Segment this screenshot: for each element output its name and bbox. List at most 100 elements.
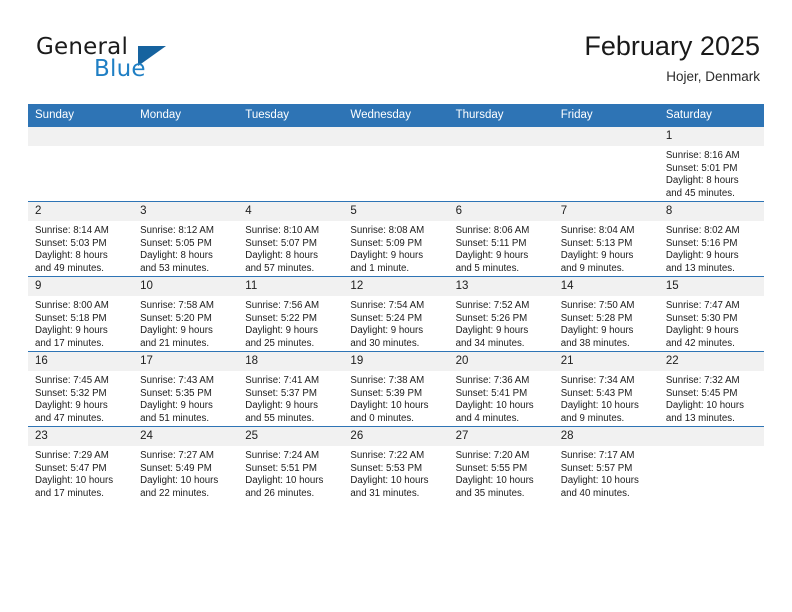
day-number [133, 127, 239, 146]
calendar-day-cell[interactable]: 20 Sunrise: 7:36 AM Sunset: 5:41 PM Dayligh… [448, 351, 554, 427]
day-number: 21 [553, 352, 659, 371]
day-info-line: Sunrise: 7:29 AM [35, 450, 109, 461]
day-info-line: Sunrise: 7:24 AM [245, 450, 320, 461]
weekday-header-thursday: Thursday [448, 104, 554, 127]
day-info-line: Sunrise: 7:41 AM [245, 375, 320, 386]
day-info-line: Daylight: 8 hours [140, 250, 213, 262]
brand-name-blue: Blue [94, 56, 146, 82]
day-info-line: and 57 minutes. [245, 262, 315, 274]
day-number: 14 [553, 277, 659, 296]
day-sun-info: Sunrise: 7:29 AM Sunset: 5:47 PM Daylight:… [28, 446, 133, 500]
day-sun-info: Sunrise: 7:41 AM Sunset: 5:37 PM Daylight:… [238, 371, 343, 425]
day-info-line: Daylight: 9 hours [455, 325, 529, 337]
day-info-line: Sunrise: 8:04 AM [560, 225, 635, 236]
day-info-line: Daylight: 9 hours [665, 325, 739, 337]
calendar-day-cell[interactable]: 7 Sunrise: 8:04 AM Sunset: 5:13 PM Daylight… [553, 201, 659, 277]
day-number: 25 [238, 427, 344, 446]
day-number [28, 127, 134, 146]
weekday-header-saturday: Saturday [658, 104, 764, 127]
calendar-day-cell[interactable]: 22 Sunrise: 7:32 AM Sunset: 5:45 PM Dayligh… [658, 351, 764, 427]
day-number: 10 [133, 277, 239, 296]
day-info-line: Sunset: 5:49 PM [140, 462, 212, 474]
calendar-day-cell[interactable]: 19 Sunrise: 7:38 AM Sunset: 5:39 PM Dayligh… [343, 351, 449, 427]
page-title: February 2025 [584, 31, 760, 61]
day-info-line: Sunrise: 7:50 AM [560, 300, 635, 311]
day-info-line: Daylight: 8 hours [665, 175, 739, 187]
day-info-line: and 21 minutes. [140, 337, 210, 349]
day-info-line: and 34 minutes. [455, 337, 525, 349]
calendar-day-cell[interactable]: 10 Sunrise: 7:58 AM Sunset: 5:20 PM Dayligh… [133, 276, 239, 352]
day-info-line: Daylight: 9 hours [35, 400, 108, 412]
day-info-line: Sunrise: 7:36 AM [455, 375, 530, 386]
day-info-line: Sunrise: 7:56 AM [245, 300, 320, 311]
day-info-line: Sunrise: 7:45 AM [35, 375, 109, 386]
day-info-line: and 30 minutes. [350, 337, 420, 349]
calendar-day-cell[interactable]: 15 Sunrise: 7:47 AM Sunset: 5:30 PM Dayligh… [658, 276, 764, 352]
day-number: 1 [658, 127, 764, 146]
calendar-day-cell[interactable]: 11 Sunrise: 7:56 AM Sunset: 5:22 PM Dayligh… [238, 276, 344, 352]
calendar-day-cell[interactable]: 5 Sunrise: 8:08 AM Sunset: 5:09 PM Daylight… [343, 201, 449, 277]
day-sun-info: Sunrise: 8:10 AM Sunset: 5:07 PM Daylight:… [238, 221, 343, 275]
calendar-day-cell[interactable]: 17 Sunrise: 7:43 AM Sunset: 5:35 PM Dayligh… [133, 351, 239, 427]
day-sun-info: Sunrise: 7:22 AM Sunset: 5:53 PM Daylight:… [343, 446, 448, 500]
day-number: 20 [448, 352, 554, 371]
day-info-line: and 9 minutes. [560, 412, 625, 424]
day-info-line: Sunrise: 7:22 AM [350, 450, 425, 461]
day-info-line: Daylight: 10 hours [350, 475, 429, 487]
calendar-day-cell[interactable]: 23 Sunrise: 7:29 AM Sunset: 5:47 PM Dayligh… [28, 426, 134, 501]
day-info-line: Sunrise: 7:54 AM [350, 300, 425, 311]
day-info-line: and 9 minutes. [560, 262, 625, 274]
day-number [448, 127, 554, 146]
calendar-day-cell[interactable]: 3 Sunrise: 8:12 AM Sunset: 5:05 PM Daylight… [133, 201, 239, 277]
day-number: 23 [28, 427, 134, 446]
calendar-grid: Sunday Monday Tuesday Wednesday Thursday Frid… [28, 104, 764, 501]
calendar-day-cell-empty [658, 426, 764, 501]
calendar-day-cell[interactable]: 13 Sunrise: 7:52 AM Sunset: 5:26 PM Dayligh… [448, 276, 554, 352]
day-sun-info: Sunrise: 7:24 AM Sunset: 5:51 PM Daylight:… [238, 446, 343, 500]
calendar-day-cell[interactable]: 12 Sunrise: 7:54 AM Sunset: 5:24 PM Dayligh… [343, 276, 449, 352]
calendar-day-cell[interactable]: 14 Sunrise: 7:50 AM Sunset: 5:28 PM Dayligh… [553, 276, 659, 352]
day-info-line: Daylight: 9 hours [350, 250, 424, 262]
calendar-day-cell[interactable]: 2 Sunrise: 8:14 AM Sunset: 5:03 PM Daylight… [28, 201, 134, 277]
day-number: 19 [343, 352, 449, 371]
day-sun-info: Sunrise: 7:32 AM Sunset: 5:45 PM Daylight:… [659, 371, 764, 425]
calendar-header-row: Sunday Monday Tuesday Wednesday Thursday Frid… [28, 104, 764, 127]
calendar-day-cell-empty [133, 126, 239, 202]
day-sun-info: Sunrise: 8:02 AM Sunset: 5:16 PM Daylight:… [659, 221, 764, 275]
calendar-day-cell[interactable]: 4 Sunrise: 8:10 AM Sunset: 5:07 PM Daylight… [238, 201, 344, 277]
day-info-line: Sunrise: 7:43 AM [140, 375, 214, 386]
calendar-day-cell[interactable]: 8 Sunrise: 8:02 AM Sunset: 5:16 PM Daylight… [658, 201, 764, 277]
calendar-day-cell[interactable]: 6 Sunrise: 8:06 AM Sunset: 5:11 PM Daylight… [448, 201, 554, 277]
calendar-day-cell[interactable]: 18 Sunrise: 7:41 AM Sunset: 5:37 PM Dayligh… [238, 351, 344, 427]
day-info-line: Daylight: 10 hours [35, 475, 114, 487]
calendar-day-cell[interactable]: 24 Sunrise: 7:27 AM Sunset: 5:49 PM Dayligh… [133, 426, 239, 501]
day-info-line: Sunset: 5:03 PM [35, 237, 107, 249]
calendar-day-cell[interactable]: 9 Sunrise: 8:00 AM Sunset: 5:18 PM Daylight… [28, 276, 134, 352]
day-info-line: Daylight: 10 hours [665, 400, 744, 412]
calendar-day-cell[interactable]: 26 Sunrise: 7:22 AM Sunset: 5:53 PM Dayligh… [343, 426, 449, 501]
day-sun-info: Sunrise: 7:56 AM Sunset: 5:22 PM Daylight:… [238, 296, 343, 350]
calendar-day-cell[interactable]: 16 Sunrise: 7:45 AM Sunset: 5:32 PM Dayligh… [28, 351, 134, 427]
calendar-day-cell[interactable]: 25 Sunrise: 7:24 AM Sunset: 5:51 PM Dayligh… [238, 426, 344, 501]
calendar-day-cell[interactable]: 27 Sunrise: 7:20 AM Sunset: 5:55 PM Dayligh… [448, 426, 554, 501]
day-number [658, 427, 764, 446]
calendar-day-cell[interactable]: 1 Sunrise: 8:16 AM Sunset: 5:01 PM Daylight… [658, 126, 764, 202]
day-info-line: Daylight: 10 hours [455, 400, 534, 412]
day-info-line: Daylight: 10 hours [560, 400, 639, 412]
day-info-line: Sunset: 5:53 PM [350, 462, 423, 474]
day-sun-info: Sunrise: 8:08 AM Sunset: 5:09 PM Daylight:… [343, 221, 448, 275]
day-info-line: and 47 minutes. [35, 412, 104, 424]
calendar-day-cell[interactable]: 28 Sunrise: 7:17 AM Sunset: 5:57 PM Dayligh… [553, 426, 659, 501]
day-number: 13 [448, 277, 554, 296]
day-info-line: Sunrise: 8:02 AM [665, 225, 740, 236]
day-sun-info: Sunrise: 7:36 AM Sunset: 5:41 PM Daylight:… [449, 371, 554, 425]
day-number: 6 [448, 202, 554, 221]
day-info-line: Sunset: 5:57 PM [560, 462, 633, 474]
calendar-day-cell-empty [448, 126, 554, 202]
day-number: 26 [343, 427, 449, 446]
day-info-line: Sunset: 5:35 PM [140, 387, 212, 399]
day-sun-info: Sunrise: 8:12 AM Sunset: 5:05 PM Daylight:… [133, 221, 238, 275]
calendar-day-cell[interactable]: 21 Sunrise: 7:34 AM Sunset: 5:43 PM Dayligh… [553, 351, 659, 427]
day-info-line: Sunset: 5:28 PM [560, 312, 633, 324]
brand-logo[interactable]: General Blue [36, 34, 226, 92]
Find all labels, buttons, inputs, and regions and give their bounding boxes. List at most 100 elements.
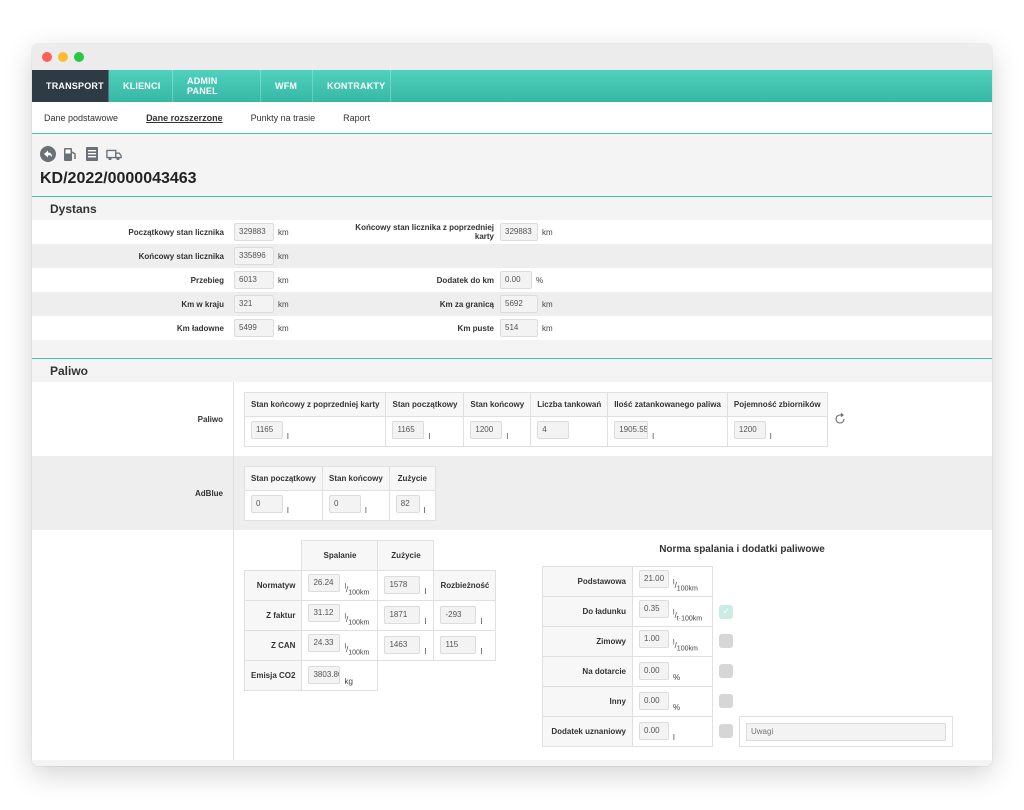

········

**DO THIS**
Copy, character for character, the lines between the one holding "day-number [133, 127, 239, 146]" and the one holding "day-sun-info: Sunrise: 7:29", inclusive.

**TASK OUTPUT**
day-number [133, 127, 239, 146]
calendar-day-cell[interactable]: 20 Sunrise: 7:36 AM Sunset: 5:41 PM Dayligh… [448, 351, 554, 427]
day-number: 21 [553, 352, 659, 371]
day-info-line: Sunrise: 7:29 AM [35, 450, 109, 461]
day-info-line: Sunrise: 7:24 AM [245, 450, 320, 461]
weekday-header-thursday: Thursday [448, 104, 554, 127]
day-info-line: Sunrise: 7:41 AM [245, 375, 320, 386]
day-info-line: Daylight: 8 hours [140, 250, 213, 262]
brand-name-blue: Blue [94, 56, 146, 82]
day-info-line: and 57 minutes. [245, 262, 315, 274]
day-number: 14 [553, 277, 659, 296]
day-sun-info: Sunrise: 7:29 AM Sunset: 5:47 PM Daylight:… [28, 446, 133, 500]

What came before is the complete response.